▶ [WHAT IS EXPECTED]:
Copy out the records precisely, omitting pictures.

▶ [DATA PROVIDED]:
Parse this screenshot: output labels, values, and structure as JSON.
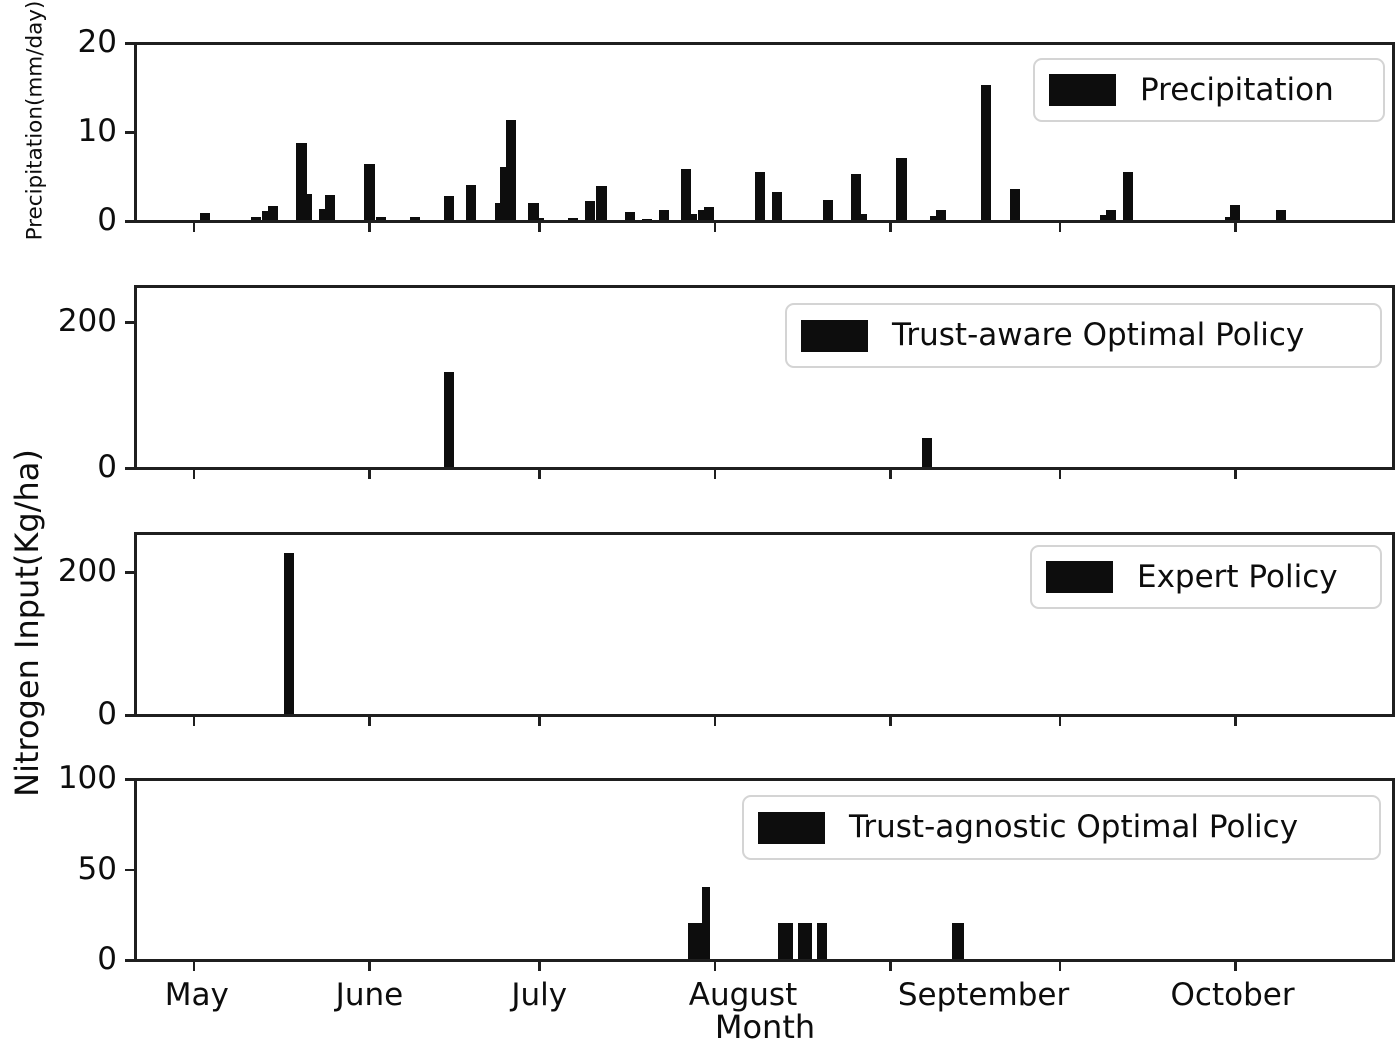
{
  "figure": {
    "background": "#ffffff",
    "bar_color": "#0d0d0d",
    "spine_color": "#1f1f1f"
  },
  "y_axis": {
    "shared_label": "Nitrogen Input(Kg/ha)"
  },
  "x_axis": {
    "label": "Month",
    "day_min": -10.6,
    "day_max": 212.2,
    "tick_days": [
      0,
      31,
      61,
      92,
      123,
      153,
      184
    ],
    "month_labels": [
      {
        "label": "May",
        "day": 0.5
      },
      {
        "label": "June",
        "day": 31
      },
      {
        "label": "July",
        "day": 61
      },
      {
        "label": "August",
        "day": 97
      },
      {
        "label": "September",
        "day": 139.5
      },
      {
        "label": "October",
        "day": 183.5
      }
    ]
  },
  "chart_data": [
    {
      "type": "bar",
      "panel": "precipitation",
      "legend": "Precipitation",
      "ylabel": "Precipitation(mm/day)",
      "ylim": [
        0,
        20
      ],
      "yticks": [
        0,
        10,
        20
      ],
      "x_unit": "days since May 1",
      "bars": [
        {
          "day": 2,
          "value": 0.8
        },
        {
          "day": 11,
          "value": 0.3
        },
        {
          "day": 13,
          "value": 1.0
        },
        {
          "day": 14,
          "value": 1.6
        },
        {
          "day": 19,
          "value": 8.7
        },
        {
          "day": 20,
          "value": 2.9
        },
        {
          "day": 23,
          "value": 1.2
        },
        {
          "day": 24,
          "value": 2.8
        },
        {
          "day": 31,
          "value": 6.3
        },
        {
          "day": 33,
          "value": 0.3
        },
        {
          "day": 39,
          "value": 0.3
        },
        {
          "day": 45,
          "value": 2.7
        },
        {
          "day": 49,
          "value": 3.9
        },
        {
          "day": 54,
          "value": 1.9
        },
        {
          "day": 55,
          "value": 6.0
        },
        {
          "day": 56,
          "value": 11.2
        },
        {
          "day": 60,
          "value": 1.9
        },
        {
          "day": 61,
          "value": 0.2
        },
        {
          "day": 67,
          "value": 0.2
        },
        {
          "day": 70,
          "value": 2.1
        },
        {
          "day": 72,
          "value": 3.8
        },
        {
          "day": 77,
          "value": 0.9
        },
        {
          "day": 80,
          "value": 0.1
        },
        {
          "day": 83,
          "value": 1.1
        },
        {
          "day": 87,
          "value": 5.7
        },
        {
          "day": 88,
          "value": 0.7
        },
        {
          "day": 90,
          "value": 1.1
        },
        {
          "day": 91,
          "value": 1.5
        },
        {
          "day": 100,
          "value": 5.4
        },
        {
          "day": 103,
          "value": 3.1
        },
        {
          "day": 112,
          "value": 2.3
        },
        {
          "day": 117,
          "value": 5.2
        },
        {
          "day": 118,
          "value": 0.7
        },
        {
          "day": 125,
          "value": 7.0
        },
        {
          "day": 131,
          "value": 0.4
        },
        {
          "day": 132,
          "value": 1.1
        },
        {
          "day": 140,
          "value": 15.2
        },
        {
          "day": 145,
          "value": 3.5
        },
        {
          "day": 161,
          "value": 0.6
        },
        {
          "day": 162,
          "value": 1.1
        },
        {
          "day": 165,
          "value": 5.4
        },
        {
          "day": 183,
          "value": 0.3
        },
        {
          "day": 184,
          "value": 1.7
        },
        {
          "day": 192,
          "value": 1.1
        }
      ]
    },
    {
      "type": "bar",
      "panel": "trust-aware-optimal-policy",
      "legend": "Trust-aware Optimal Policy",
      "ylim": [
        0,
        250
      ],
      "yticks": [
        0,
        200
      ],
      "x_unit": "days since May 1",
      "bars": [
        {
          "day": 45,
          "value": 130
        },
        {
          "day": 129.5,
          "value": 40
        }
      ]
    },
    {
      "type": "bar",
      "panel": "expert-policy",
      "legend": "Expert Policy",
      "ylim": [
        0,
        255
      ],
      "yticks": [
        0,
        200
      ],
      "x_unit": "days since May 1",
      "bars": [
        {
          "day": 16.8,
          "value": 225
        }
      ]
    },
    {
      "type": "bar",
      "panel": "trust-agnostic-optimal-policy",
      "legend": "Trust-agnostic Optimal Policy",
      "ylim": [
        0,
        100
      ],
      "yticks": [
        0,
        50,
        100
      ],
      "x_unit": "days since May 1",
      "bars": [
        {
          "day": 88.5,
          "value": 20,
          "w": 2.5
        },
        {
          "day": 90.5,
          "value": 40,
          "w": 1.5
        },
        {
          "day": 104.5,
          "value": 20,
          "w": 2.5
        },
        {
          "day": 108,
          "value": 20,
          "w": 2.5
        },
        {
          "day": 111,
          "value": 20,
          "w": 1.8
        },
        {
          "day": 135,
          "value": 20,
          "w": 2.0
        }
      ]
    }
  ]
}
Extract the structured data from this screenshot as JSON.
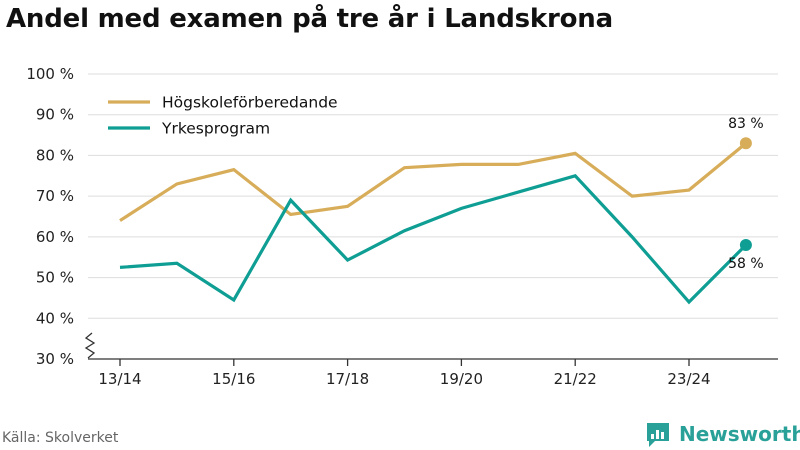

▶ [ANSWER BELOW]:
Parse this screenshot: output labels, values, and structure as JSON.
{
  "figure": {
    "background": "#ffffff",
    "bar_color": "#0d0d0d",
    "spine_color": "#1f1f1f"
  },
  "y_axis": {
    "shared_label": "Nitrogen Input(Kg/ha)"
  },
  "x_axis": {
    "label": "Month",
    "day_min": -10.6,
    "day_max": 212.2,
    "tick_days": [
      0,
      31,
      61,
      92,
      123,
      153,
      184
    ],
    "month_labels": [
      {
        "label": "May",
        "day": 0.5
      },
      {
        "label": "June",
        "day": 31
      },
      {
        "label": "July",
        "day": 61
      },
      {
        "label": "August",
        "day": 97
      },
      {
        "label": "September",
        "day": 139.5
      },
      {
        "label": "October",
        "day": 183.5
      }
    ]
  },
  "chart_data": [
    {
      "type": "bar",
      "panel": "precipitation",
      "legend": "Precipitation",
      "ylabel": "Precipitation(mm/day)",
      "ylim": [
        0,
        20
      ],
      "yticks": [
        0,
        10,
        20
      ],
      "x_unit": "days since May 1",
      "bars": [
        {
          "day": 2,
          "value": 0.8
        },
        {
          "day": 11,
          "value": 0.3
        },
        {
          "day": 13,
          "value": 1.0
        },
        {
          "day": 14,
          "value": 1.6
        },
        {
          "day": 19,
          "value": 8.7
        },
        {
          "day": 20,
          "value": 2.9
        },
        {
          "day": 23,
          "value": 1.2
        },
        {
          "day": 24,
          "value": 2.8
        },
        {
          "day": 31,
          "value": 6.3
        },
        {
          "day": 33,
          "value": 0.3
        },
        {
          "day": 39,
          "value": 0.3
        },
        {
          "day": 45,
          "value": 2.7
        },
        {
          "day": 49,
          "value": 3.9
        },
        {
          "day": 54,
          "value": 1.9
        },
        {
          "day": 55,
          "value": 6.0
        },
        {
          "day": 56,
          "value": 11.2
        },
        {
          "day": 60,
          "value": 1.9
        },
        {
          "day": 61,
          "value": 0.2
        },
        {
          "day": 67,
          "value": 0.2
        },
        {
          "day": 70,
          "value": 2.1
        },
        {
          "day": 72,
          "value": 3.8
        },
        {
          "day": 77,
          "value": 0.9
        },
        {
          "day": 80,
          "value": 0.1
        },
        {
          "day": 83,
          "value": 1.1
        },
        {
          "day": 87,
          "value": 5.7
        },
        {
          "day": 88,
          "value": 0.7
        },
        {
          "day": 90,
          "value": 1.1
        },
        {
          "day": 91,
          "value": 1.5
        },
        {
          "day": 100,
          "value": 5.4
        },
        {
          "day": 103,
          "value": 3.1
        },
        {
          "day": 112,
          "value": 2.3
        },
        {
          "day": 117,
          "value": 5.2
        },
        {
          "day": 118,
          "value": 0.7
        },
        {
          "day": 125,
          "value": 7.0
        },
        {
          "day": 131,
          "value": 0.4
        },
        {
          "day": 132,
          "value": 1.1
        },
        {
          "day": 140,
          "value": 15.2
        },
        {
          "day": 145,
          "value": 3.5
        },
        {
          "day": 161,
          "value": 0.6
        },
        {
          "day": 162,
          "value": 1.1
        },
        {
          "day": 165,
          "value": 5.4
        },
        {
          "day": 183,
          "value": 0.3
        },
        {
          "day": 184,
          "value": 1.7
        },
        {
          "day": 192,
          "value": 1.1
        }
      ]
    },
    {
      "type": "bar",
      "panel": "trust-aware-optimal-policy",
      "legend": "Trust-aware Optimal Policy",
      "ylim": [
        0,
        250
      ],
      "yticks": [
        0,
        200
      ],
      "x_unit": "days since May 1",
      "bars": [
        {
          "day": 45,
          "value": 130
        },
        {
          "day": 129.5,
          "value": 40
        }
      ]
    },
    {
      "type": "bar",
      "panel": "expert-policy",
      "legend": "Expert Policy",
      "ylim": [
        0,
        255
      ],
      "yticks": [
        0,
        200
      ],
      "x_unit": "days since May 1",
      "bars": [
        {
          "day": 16.8,
          "value": 225
        }
      ]
    },
    {
      "type": "bar",
      "panel": "trust-agnostic-optimal-policy",
      "legend": "Trust-agnostic Optimal Policy",
      "ylim": [
        0,
        100
      ],
      "yticks": [
        0,
        50,
        100
      ],
      "x_unit": "days since May 1",
      "bars": [
        {
          "day": 88.5,
          "value": 20,
          "w": 2.5
        },
        {
          "day": 90.5,
          "value": 40,
          "w": 1.5
        },
        {
          "day": 104.5,
          "value": 20,
          "w": 2.5
        },
        {
          "day": 108,
          "value": 20,
          "w": 2.5
        },
        {
          "day": 111,
          "value": 20,
          "w": 1.8
        },
        {
          "day": 135,
          "value": 20,
          "w": 2.0
        }
      ]
    }
  ]
}
Extract the structured data from this screenshot as JSON.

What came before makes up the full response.